• [Request]: Drop every picture, then transcribe the remaining data exactly.

• [Exercise inputs]:

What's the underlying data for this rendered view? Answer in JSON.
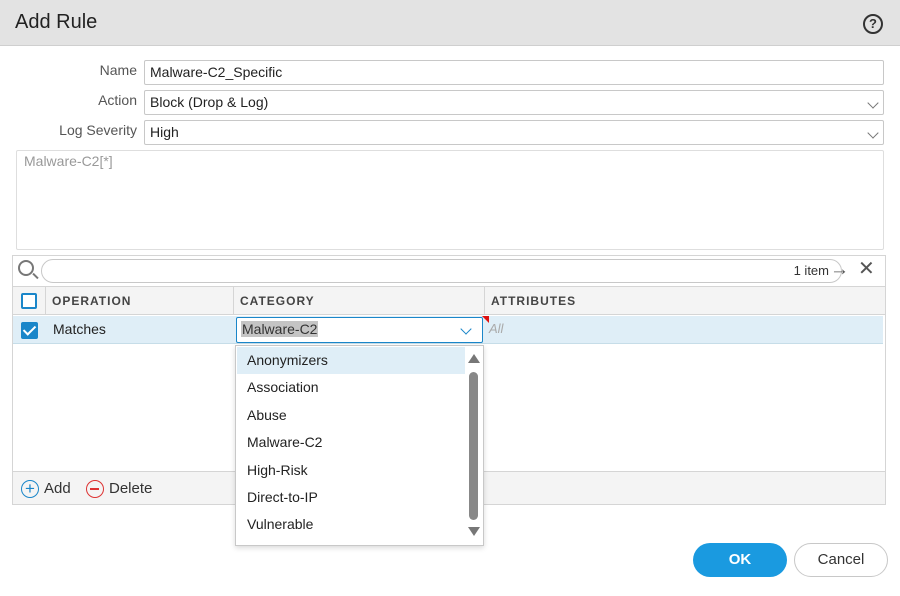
{
  "dialog": {
    "title": "Add Rule",
    "help_icon": "question-circle-icon",
    "help_glyph": "?"
  },
  "form": {
    "name_label": "Name",
    "name_value": "Malware-C2_Specific",
    "action_label": "Action",
    "action_value": "Block (Drop & Log)",
    "severity_label": "Log Severity",
    "severity_value": "High",
    "expression": "Malware-C2[*]"
  },
  "grid": {
    "item_count": "1 item",
    "columns": [
      "OPERATION",
      "CATEGORY",
      "ATTRIBUTES"
    ],
    "rows": [
      {
        "checked": true,
        "operation": "Matches",
        "category": "Malware-C2",
        "attributes": "All"
      }
    ],
    "footer": {
      "add_label": "Add",
      "delete_label": "Delete"
    }
  },
  "category_dropdown": {
    "options": [
      "Anonymizers",
      "Association",
      "Abuse",
      "Malware-C2",
      "High-Risk",
      "Direct-to-IP",
      "Vulnerable"
    ],
    "highlighted": "Anonymizers"
  },
  "buttons": {
    "ok": "OK",
    "cancel": "Cancel"
  },
  "colors": {
    "accent": "#1a9ae0",
    "row_highlight": "#dfeef7",
    "danger": "#d33"
  }
}
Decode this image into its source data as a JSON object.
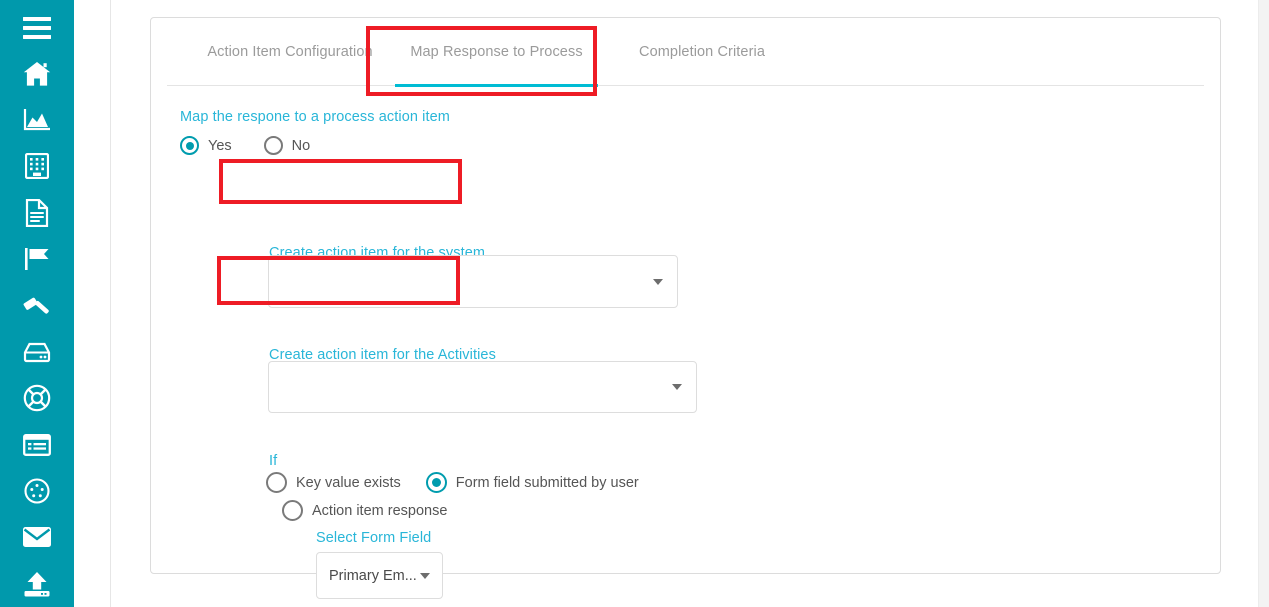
{
  "sidebar": {
    "background_color": "#0099ac",
    "items": [
      {
        "icon": "hamburger-menu-icon",
        "name": "menu"
      },
      {
        "icon": "home-icon",
        "name": "home"
      },
      {
        "icon": "chart-area-icon",
        "name": "analytics"
      },
      {
        "icon": "building-icon",
        "name": "organization"
      },
      {
        "icon": "document-icon",
        "name": "documents"
      },
      {
        "icon": "flag-icon",
        "name": "flags"
      },
      {
        "icon": "gavel-icon",
        "name": "legal"
      },
      {
        "icon": "server-icon",
        "name": "assets"
      },
      {
        "icon": "lifebuoy-icon",
        "name": "support"
      },
      {
        "icon": "list-panel-icon",
        "name": "lists"
      },
      {
        "icon": "compass-icon",
        "name": "navigator"
      },
      {
        "icon": "envelope-icon",
        "name": "mail"
      },
      {
        "icon": "upload-icon",
        "name": "upload"
      }
    ]
  },
  "card": {
    "tabs": [
      {
        "label": "Action Item Configuration",
        "active": false
      },
      {
        "label": "Map Response to Process",
        "active": true
      },
      {
        "label": "Completion Criteria",
        "active": false
      }
    ],
    "active_tab_index": 1,
    "intro_label": "Map the respone to a process action item",
    "map_choice": {
      "options": [
        {
          "label": "Yes",
          "selected": true
        },
        {
          "label": "No",
          "selected": false
        }
      ]
    },
    "system_field": {
      "label": "Create action item for the system",
      "value": "",
      "caret": "chevron-down-icon"
    },
    "activities_field": {
      "label": "Create action item for the Activities",
      "value": "",
      "caret": "chevron-down-icon"
    },
    "condition": {
      "label": "If",
      "options": [
        {
          "label": "Key value exists",
          "selected": false
        },
        {
          "label": "Form field submitted by user",
          "selected": true
        },
        {
          "label": "Action item response",
          "selected": false
        }
      ]
    },
    "form_field": {
      "label": "Select Form Field",
      "value": "Primary Em...",
      "caret": "chevron-down-icon"
    }
  },
  "annotations": {
    "color": "#ee1c25",
    "boxes": [
      {
        "target": "tab-map-response-to-process"
      },
      {
        "target": "label-create-action-item-for-the-system"
      },
      {
        "target": "label-create-action-item-for-the-activities"
      }
    ]
  },
  "theme": {
    "sidebar": "#0099ac",
    "accent_text": "#29b6d8",
    "tab_underline": "#00bcd4",
    "radio_selected": "#009cae",
    "annotation": "#ee1c25"
  }
}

• [Exercise output]:
What's the underlying data for this rendered view? Answer in JSON.
{
  "dialog": {
    "title": "Add Rule",
    "help_icon": "question-circle-icon",
    "help_glyph": "?"
  },
  "form": {
    "name_label": "Name",
    "name_value": "Malware-C2_Specific",
    "action_label": "Action",
    "action_value": "Block (Drop & Log)",
    "severity_label": "Log Severity",
    "severity_value": "High",
    "expression": "Malware-C2[*]"
  },
  "grid": {
    "item_count": "1 item",
    "columns": [
      "OPERATION",
      "CATEGORY",
      "ATTRIBUTES"
    ],
    "rows": [
      {
        "checked": true,
        "operation": "Matches",
        "category": "Malware-C2",
        "attributes": "All"
      }
    ],
    "footer": {
      "add_label": "Add",
      "delete_label": "Delete"
    }
  },
  "category_dropdown": {
    "options": [
      "Anonymizers",
      "Association",
      "Abuse",
      "Malware-C2",
      "High-Risk",
      "Direct-to-IP",
      "Vulnerable"
    ],
    "highlighted": "Anonymizers"
  },
  "buttons": {
    "ok": "OK",
    "cancel": "Cancel"
  },
  "colors": {
    "accent": "#1a9ae0",
    "row_highlight": "#dfeef7",
    "danger": "#d33"
  }
}
Decode this image into its source data as a JSON object.
{
  "sidebar": {
    "background_color": "#0099ac",
    "items": [
      {
        "icon": "hamburger-menu-icon",
        "name": "menu"
      },
      {
        "icon": "home-icon",
        "name": "home"
      },
      {
        "icon": "chart-area-icon",
        "name": "analytics"
      },
      {
        "icon": "building-icon",
        "name": "organization"
      },
      {
        "icon": "document-icon",
        "name": "documents"
      },
      {
        "icon": "flag-icon",
        "name": "flags"
      },
      {
        "icon": "gavel-icon",
        "name": "legal"
      },
      {
        "icon": "server-icon",
        "name": "assets"
      },
      {
        "icon": "lifebuoy-icon",
        "name": "support"
      },
      {
        "icon": "list-panel-icon",
        "name": "lists"
      },
      {
        "icon": "compass-icon",
        "name": "navigator"
      },
      {
        "icon": "envelope-icon",
        "name": "mail"
      },
      {
        "icon": "upload-icon",
        "name": "upload"
      }
    ]
  },
  "card": {
    "tabs": [
      {
        "label": "Action Item Configuration",
        "active": false
      },
      {
        "label": "Map Response to Process",
        "active": true
      },
      {
        "label": "Completion Criteria",
        "active": false
      }
    ],
    "active_tab_index": 1,
    "intro_label": "Map the respone to a process action item",
    "map_choice": {
      "options": [
        {
          "label": "Yes",
          "selected": true
        },
        {
          "label": "No",
          "selected": false
        }
      ]
    },
    "system_field": {
      "label": "Create action item for the system",
      "value": "",
      "caret": "chevron-down-icon"
    },
    "activities_field": {
      "label": "Create action item for the Activities",
      "value": "",
      "caret": "chevron-down-icon"
    },
    "condition": {
      "label": "If",
      "options": [
        {
          "label": "Key value exists",
          "selected": false
        },
        {
          "label": "Form field submitted by user",
          "selected": true
        },
        {
          "label": "Action item response",
          "selected": false
        }
      ]
    },
    "form_field": {
      "label": "Select Form Field",
      "value": "Primary Em...",
      "caret": "chevron-down-icon"
    }
  },
  "annotations": {
    "color": "#ee1c25",
    "boxes": [
      {
        "target": "tab-map-response-to-process"
      },
      {
        "target": "label-create-action-item-for-the-system"
      },
      {
        "target": "label-create-action-item-for-the-activities"
      }
    ]
  },
  "theme": {
    "sidebar": "#0099ac",
    "accent_text": "#29b6d8",
    "tab_underline": "#00bcd4",
    "radio_selected": "#009cae",
    "annotation": "#ee1c25"
  }
}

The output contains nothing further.